What to work on
Output the data below in full, byte for byte. Nothing may differ.

═══ Dataset records

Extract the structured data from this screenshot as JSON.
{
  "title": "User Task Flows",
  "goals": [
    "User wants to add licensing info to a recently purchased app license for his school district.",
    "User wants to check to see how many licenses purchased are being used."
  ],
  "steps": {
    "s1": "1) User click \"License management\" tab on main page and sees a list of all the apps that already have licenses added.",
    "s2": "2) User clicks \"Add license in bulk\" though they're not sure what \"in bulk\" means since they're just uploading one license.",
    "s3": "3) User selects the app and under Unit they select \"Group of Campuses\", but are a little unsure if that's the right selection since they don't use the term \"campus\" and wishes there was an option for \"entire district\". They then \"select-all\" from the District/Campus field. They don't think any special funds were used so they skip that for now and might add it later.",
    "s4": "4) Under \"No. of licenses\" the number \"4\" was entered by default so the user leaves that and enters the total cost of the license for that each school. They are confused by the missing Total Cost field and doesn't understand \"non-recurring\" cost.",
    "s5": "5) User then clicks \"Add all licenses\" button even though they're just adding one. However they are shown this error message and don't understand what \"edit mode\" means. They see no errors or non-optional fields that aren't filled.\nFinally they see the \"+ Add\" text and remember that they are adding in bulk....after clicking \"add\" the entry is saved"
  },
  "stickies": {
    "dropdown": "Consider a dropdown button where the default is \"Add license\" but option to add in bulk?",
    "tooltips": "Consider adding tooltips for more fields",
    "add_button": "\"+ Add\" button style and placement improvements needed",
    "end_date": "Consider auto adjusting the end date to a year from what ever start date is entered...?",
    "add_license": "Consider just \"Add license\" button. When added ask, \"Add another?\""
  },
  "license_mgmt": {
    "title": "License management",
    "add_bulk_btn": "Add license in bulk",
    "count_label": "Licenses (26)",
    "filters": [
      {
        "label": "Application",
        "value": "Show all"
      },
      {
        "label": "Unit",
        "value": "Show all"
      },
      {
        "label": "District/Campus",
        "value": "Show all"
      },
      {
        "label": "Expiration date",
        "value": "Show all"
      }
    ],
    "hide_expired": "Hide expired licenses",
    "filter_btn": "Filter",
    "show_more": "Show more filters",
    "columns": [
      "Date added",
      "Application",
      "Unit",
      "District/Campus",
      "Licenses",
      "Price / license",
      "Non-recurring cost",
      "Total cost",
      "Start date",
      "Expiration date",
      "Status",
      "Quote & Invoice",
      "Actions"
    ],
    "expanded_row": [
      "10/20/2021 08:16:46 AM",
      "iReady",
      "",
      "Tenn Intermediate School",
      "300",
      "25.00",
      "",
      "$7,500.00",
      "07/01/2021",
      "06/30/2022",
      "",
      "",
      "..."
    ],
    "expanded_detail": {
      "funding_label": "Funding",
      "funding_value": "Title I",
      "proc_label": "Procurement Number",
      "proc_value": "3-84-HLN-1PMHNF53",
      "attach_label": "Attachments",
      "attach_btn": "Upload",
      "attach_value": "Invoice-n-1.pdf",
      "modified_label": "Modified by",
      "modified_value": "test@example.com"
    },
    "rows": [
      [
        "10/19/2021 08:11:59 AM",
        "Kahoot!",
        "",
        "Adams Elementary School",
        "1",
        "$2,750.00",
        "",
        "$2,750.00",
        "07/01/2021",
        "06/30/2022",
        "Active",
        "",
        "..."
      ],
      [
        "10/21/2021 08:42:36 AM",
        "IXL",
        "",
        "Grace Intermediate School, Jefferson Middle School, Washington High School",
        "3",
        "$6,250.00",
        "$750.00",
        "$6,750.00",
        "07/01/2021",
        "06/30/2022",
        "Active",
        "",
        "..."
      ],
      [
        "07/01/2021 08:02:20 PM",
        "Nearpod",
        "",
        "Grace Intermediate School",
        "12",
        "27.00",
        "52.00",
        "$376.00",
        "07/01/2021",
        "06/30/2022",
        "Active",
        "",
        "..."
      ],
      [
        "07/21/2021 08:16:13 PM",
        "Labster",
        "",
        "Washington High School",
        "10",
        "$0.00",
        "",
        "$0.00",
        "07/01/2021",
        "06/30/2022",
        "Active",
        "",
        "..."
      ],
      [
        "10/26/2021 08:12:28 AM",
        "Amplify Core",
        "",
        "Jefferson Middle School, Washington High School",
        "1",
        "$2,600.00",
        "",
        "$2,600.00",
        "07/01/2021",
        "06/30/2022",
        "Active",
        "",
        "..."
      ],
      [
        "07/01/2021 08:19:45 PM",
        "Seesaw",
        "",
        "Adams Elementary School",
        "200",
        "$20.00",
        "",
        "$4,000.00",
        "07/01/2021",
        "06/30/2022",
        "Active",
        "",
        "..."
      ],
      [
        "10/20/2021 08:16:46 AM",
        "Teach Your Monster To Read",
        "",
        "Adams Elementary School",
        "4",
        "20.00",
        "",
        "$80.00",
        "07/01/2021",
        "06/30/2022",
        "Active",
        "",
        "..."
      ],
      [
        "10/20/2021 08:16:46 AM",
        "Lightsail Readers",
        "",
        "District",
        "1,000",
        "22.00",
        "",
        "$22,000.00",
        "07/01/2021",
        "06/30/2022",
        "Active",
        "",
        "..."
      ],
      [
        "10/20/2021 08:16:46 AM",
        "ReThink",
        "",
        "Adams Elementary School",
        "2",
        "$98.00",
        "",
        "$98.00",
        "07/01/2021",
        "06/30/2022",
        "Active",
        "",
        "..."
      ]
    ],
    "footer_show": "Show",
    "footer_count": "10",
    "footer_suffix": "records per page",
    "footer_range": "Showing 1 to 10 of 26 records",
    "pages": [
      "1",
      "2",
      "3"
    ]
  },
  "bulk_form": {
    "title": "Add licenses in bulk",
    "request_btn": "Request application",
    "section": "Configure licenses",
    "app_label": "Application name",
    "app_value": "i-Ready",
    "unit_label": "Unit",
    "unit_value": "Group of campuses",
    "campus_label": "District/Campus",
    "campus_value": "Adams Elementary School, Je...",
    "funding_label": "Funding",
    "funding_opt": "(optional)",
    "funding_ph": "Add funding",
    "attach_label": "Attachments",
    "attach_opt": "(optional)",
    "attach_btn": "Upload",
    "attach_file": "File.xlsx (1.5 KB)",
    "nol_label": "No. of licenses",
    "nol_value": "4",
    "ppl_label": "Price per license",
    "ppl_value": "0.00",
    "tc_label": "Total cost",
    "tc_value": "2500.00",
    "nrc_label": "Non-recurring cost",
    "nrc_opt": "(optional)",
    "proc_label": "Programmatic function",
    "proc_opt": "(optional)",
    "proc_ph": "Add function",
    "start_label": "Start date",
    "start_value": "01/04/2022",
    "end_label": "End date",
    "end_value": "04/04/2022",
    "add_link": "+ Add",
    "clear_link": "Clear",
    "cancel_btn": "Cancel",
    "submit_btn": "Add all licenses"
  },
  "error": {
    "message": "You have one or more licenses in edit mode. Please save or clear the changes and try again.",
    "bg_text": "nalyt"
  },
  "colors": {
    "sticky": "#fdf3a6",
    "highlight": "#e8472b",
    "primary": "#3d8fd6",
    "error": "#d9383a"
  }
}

══════

Full solution
Extract the structured data from this screenshot as JSON.
{
  "title": "User Task Flows",
  "goals": [
    "User wants to add licensing info to a recently purchased app license for his school district.",
    "User wants to check to see how many licenses purchased are being used."
  ],
  "steps": {
    "s1": "1) User click \"License management\" tab on main page and sees a list of all the apps that already have licenses added.",
    "s2": "2) User clicks \"Add license in bulk\" though they're not sure what \"in bulk\" means since they're just uploading one license.",
    "s3": "3) User selects the app and under Unit they select \"Group of Campuses\", but are a little unsure if that's the right selection since they don't use the term \"campus\" and wishes there was an option for \"entire district\". They then \"select-all\" from the District/Campus field. They don't think any special funds were used so they skip that for now and might add it later.",
    "s4": "4) Under \"No. of licenses\" the number \"4\" was entered by default so the user leaves that and enters the total cost of the license for that each school. They are confused by the missing Total Cost field and doesn't understand \"non-recurring\" cost.",
    "s5": "5) User then clicks \"Add all licenses\" button even though they're just adding one. However they are shown this error message and don't understand what \"edit mode\" means. They see no errors or non-optional fields that aren't filled.\nFinally they see the \"+ Add\" text and remember that they are adding in bulk....after clicking \"add\" the entry is saved"
  },
  "stickies": {
    "dropdown": "Consider a dropdown button where the default is \"Add license\" but option to add in bulk?",
    "tooltips": "Consider adding tooltips for more fields",
    "add_button": "\"+ Add\" button style and placement improvements needed",
    "end_date": "Consider auto adjusting the end date to a year from what ever start date is entered...?",
    "add_license": "Consider just \"Add license\" button. When added ask, \"Add another?\""
  },
  "license_mgmt": {
    "title": "License management",
    "add_bulk_btn": "Add license in bulk",
    "count_label": "Licenses (26)",
    "filters": [
      {
        "label": "Application",
        "value": "Show all"
      },
      {
        "label": "Unit",
        "value": "Show all"
      },
      {
        "label": "District/Campus",
        "value": "Show all"
      },
      {
        "label": "Expiration date",
        "value": "Show all"
      }
    ],
    "hide_expired": "Hide expired licenses",
    "filter_btn": "Filter",
    "show_more": "Show more filters",
    "columns": [
      "Date added",
      "Application",
      "Unit",
      "District/Campus",
      "Licenses",
      "Price / license",
      "Non-recurring cost",
      "Total cost",
      "Start date",
      "Expiration date",
      "Status",
      "Quote & Invoice",
      "Actions"
    ],
    "expanded_row": [
      "10/20/2021 08:16:46 AM",
      "iReady",
      "",
      "Tenn Intermediate School",
      "300",
      "25.00",
      "",
      "$7,500.00",
      "07/01/2021",
      "06/30/2022",
      "",
      "",
      "..."
    ],
    "expanded_detail": {
      "funding_label": "Funding",
      "funding_value": "Title I",
      "proc_label": "Procurement Number",
      "proc_value": "3-84-HLN-1PMHNF53",
      "attach_label": "Attachments",
      "attach_btn": "Upload",
      "attach_value": "Invoice-n-1.pdf",
      "modified_label": "Modified by",
      "modified_value": "test@example.com"
    },
    "rows": [
      [
        "10/19/2021 08:11:59 AM",
        "Kahoot!",
        "",
        "Adams Elementary School",
        "1",
        "$2,750.00",
        "",
        "$2,750.00",
        "07/01/2021",
        "06/30/2022",
        "Active",
        "",
        "..."
      ],
      [
        "10/21/2021 08:42:36 AM",
        "IXL",
        "",
        "Grace Intermediate School, Jefferson Middle School, Washington High School",
        "3",
        "$6,250.00",
        "$750.00",
        "$6,750.00",
        "07/01/2021",
        "06/30/2022",
        "Active",
        "",
        "..."
      ],
      [
        "07/01/2021 08:02:20 PM",
        "Nearpod",
        "",
        "Grace Intermediate School",
        "12",
        "27.00",
        "52.00",
        "$376.00",
        "07/01/2021",
        "06/30/2022",
        "Active",
        "",
        "..."
      ],
      [
        "07/21/2021 08:16:13 PM",
        "Labster",
        "",
        "Washington High School",
        "10",
        "$0.00",
        "",
        "$0.00",
        "07/01/2021",
        "06/30/2022",
        "Active",
        "",
        "..."
      ],
      [
        "10/26/2021 08:12:28 AM",
        "Amplify Core",
        "",
        "Jefferson Middle School, Washington High School",
        "1",
        "$2,600.00",
        "",
        "$2,600.00",
        "07/01/2021",
        "06/30/2022",
        "Active",
        "",
        "..."
      ],
      [
        "07/01/2021 08:19:45 PM",
        "Seesaw",
        "",
        "Adams Elementary School",
        "200",
        "$20.00",
        "",
        "$4,000.00",
        "07/01/2021",
        "06/30/2022",
        "Active",
        "",
        "..."
      ],
      [
        "10/20/2021 08:16:46 AM",
        "Teach Your Monster To Read",
        "",
        "Adams Elementary School",
        "4",
        "20.00",
        "",
        "$80.00",
        "07/01/2021",
        "06/30/2022",
        "Active",
        "",
        "..."
      ],
      [
        "10/20/2021 08:16:46 AM",
        "Lightsail Readers",
        "",
        "District",
        "1,000",
        "22.00",
        "",
        "$22,000.00",
        "07/01/2021",
        "06/30/2022",
        "Active",
        "",
        "..."
      ],
      [
        "10/20/2021 08:16:46 AM",
        "ReThink",
        "",
        "Adams Elementary School",
        "2",
        "$98.00",
        "",
        "$98.00",
        "07/01/2021",
        "06/30/2022",
        "Active",
        "",
        "..."
      ]
    ],
    "footer_show": "Show",
    "footer_count": "10",
    "footer_suffix": "records per page",
    "footer_range": "Showing 1 to 10 of 26 records",
    "pages": [
      "1",
      "2",
      "3"
    ]
  },
  "bulk_form": {
    "title": "Add licenses in bulk",
    "request_btn": "Request application",
    "section": "Configure licenses",
    "app_label": "Application name",
    "app_value": "i-Ready",
    "unit_label": "Unit",
    "unit_value": "Group of campuses",
    "campus_label": "District/Campus",
    "campus_value": "Adams Elementary School, Je...",
    "funding_label": "Funding",
    "funding_opt": "(optional)",
    "funding_ph": "Add funding",
    "attach_label": "Attachments",
    "attach_opt": "(optional)",
    "attach_btn": "Upload",
    "attach_file": "File.xlsx (1.5 KB)",
    "nol_label": "No. of licenses",
    "nol_value": "4",
    "ppl_label": "Price per license",
    "ppl_value": "0.00",
    "tc_label": "Total cost",
    "tc_value": "2500.00",
    "nrc_label": "Non-recurring cost",
    "nrc_opt": "(optional)",
    "proc_label": "Programmatic function",
    "proc_opt": "(optional)",
    "proc_ph": "Add function",
    "start_label": "Start date",
    "start_value": "01/04/2022",
    "end_label": "End date",
    "end_value": "04/04/2022",
    "add_link": "+ Add",
    "clear_link": "Clear",
    "cancel_btn": "Cancel",
    "submit_btn": "Add all licenses"
  },
  "error": {
    "message": "You have one or more licenses in edit mode. Please save or clear the changes and try again.",
    "bg_text": "nalyt"
  },
  "colors": {
    "sticky": "#fdf3a6",
    "highlight": "#e8472b",
    "primary": "#3d8fd6",
    "error": "#d9383a"
  }
}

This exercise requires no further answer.